■ **Materials provided**:
+===+

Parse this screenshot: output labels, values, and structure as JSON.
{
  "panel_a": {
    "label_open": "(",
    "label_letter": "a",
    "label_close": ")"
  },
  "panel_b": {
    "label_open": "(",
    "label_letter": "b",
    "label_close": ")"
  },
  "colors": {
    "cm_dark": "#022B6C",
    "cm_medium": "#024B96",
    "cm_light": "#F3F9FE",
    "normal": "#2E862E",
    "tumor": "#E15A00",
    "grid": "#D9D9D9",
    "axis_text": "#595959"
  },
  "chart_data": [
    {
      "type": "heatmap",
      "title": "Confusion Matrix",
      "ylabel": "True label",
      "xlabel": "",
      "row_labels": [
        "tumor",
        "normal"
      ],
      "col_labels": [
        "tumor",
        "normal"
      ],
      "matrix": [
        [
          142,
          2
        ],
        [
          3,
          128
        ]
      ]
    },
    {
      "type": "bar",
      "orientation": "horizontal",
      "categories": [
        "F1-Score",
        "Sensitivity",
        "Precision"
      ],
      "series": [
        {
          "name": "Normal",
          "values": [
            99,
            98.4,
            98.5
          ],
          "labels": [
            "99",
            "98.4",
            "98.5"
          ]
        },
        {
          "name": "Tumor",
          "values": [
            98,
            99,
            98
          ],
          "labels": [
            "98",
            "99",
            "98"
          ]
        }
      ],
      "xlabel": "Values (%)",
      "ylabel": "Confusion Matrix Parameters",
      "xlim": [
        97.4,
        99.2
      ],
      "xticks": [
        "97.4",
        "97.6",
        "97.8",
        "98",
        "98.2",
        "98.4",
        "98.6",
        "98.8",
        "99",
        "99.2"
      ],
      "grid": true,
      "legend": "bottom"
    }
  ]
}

+===+

■ **Task description**:
An exact restatement of the data above is required.

■ **Solution to this exercise**:
Parse this screenshot: output labels, values, and structure as JSON.
{
  "panel_a": {
    "label_open": "(",
    "label_letter": "a",
    "label_close": ")"
  },
  "panel_b": {
    "label_open": "(",
    "label_letter": "b",
    "label_close": ")"
  },
  "colors": {
    "cm_dark": "#022B6C",
    "cm_medium": "#024B96",
    "cm_light": "#F3F9FE",
    "normal": "#2E862E",
    "tumor": "#E15A00",
    "grid": "#D9D9D9",
    "axis_text": "#595959"
  },
  "chart_data": [
    {
      "type": "heatmap",
      "title": "Confusion Matrix",
      "ylabel": "True label",
      "xlabel": "",
      "row_labels": [
        "tumor",
        "normal"
      ],
      "col_labels": [
        "tumor",
        "normal"
      ],
      "matrix": [
        [
          142,
          2
        ],
        [
          3,
          128
        ]
      ]
    },
    {
      "type": "bar",
      "orientation": "horizontal",
      "categories": [
        "F1-Score",
        "Sensitivity",
        "Precision"
      ],
      "series": [
        {
          "name": "Normal",
          "values": [
            99,
            98.4,
            98.5
          ],
          "labels": [
            "99",
            "98.4",
            "98.5"
          ]
        },
        {
          "name": "Tumor",
          "values": [
            98,
            99,
            98
          ],
          "labels": [
            "98",
            "99",
            "98"
          ]
        }
      ],
      "xlabel": "Values (%)",
      "ylabel": "Confusion Matrix Parameters",
      "xlim": [
        97.4,
        99.2
      ],
      "xticks": [
        "97.4",
        "97.6",
        "97.8",
        "98",
        "98.2",
        "98.4",
        "98.6",
        "98.8",
        "99",
        "99.2"
      ],
      "grid": true,
      "legend": "bottom"
    }
  ]
}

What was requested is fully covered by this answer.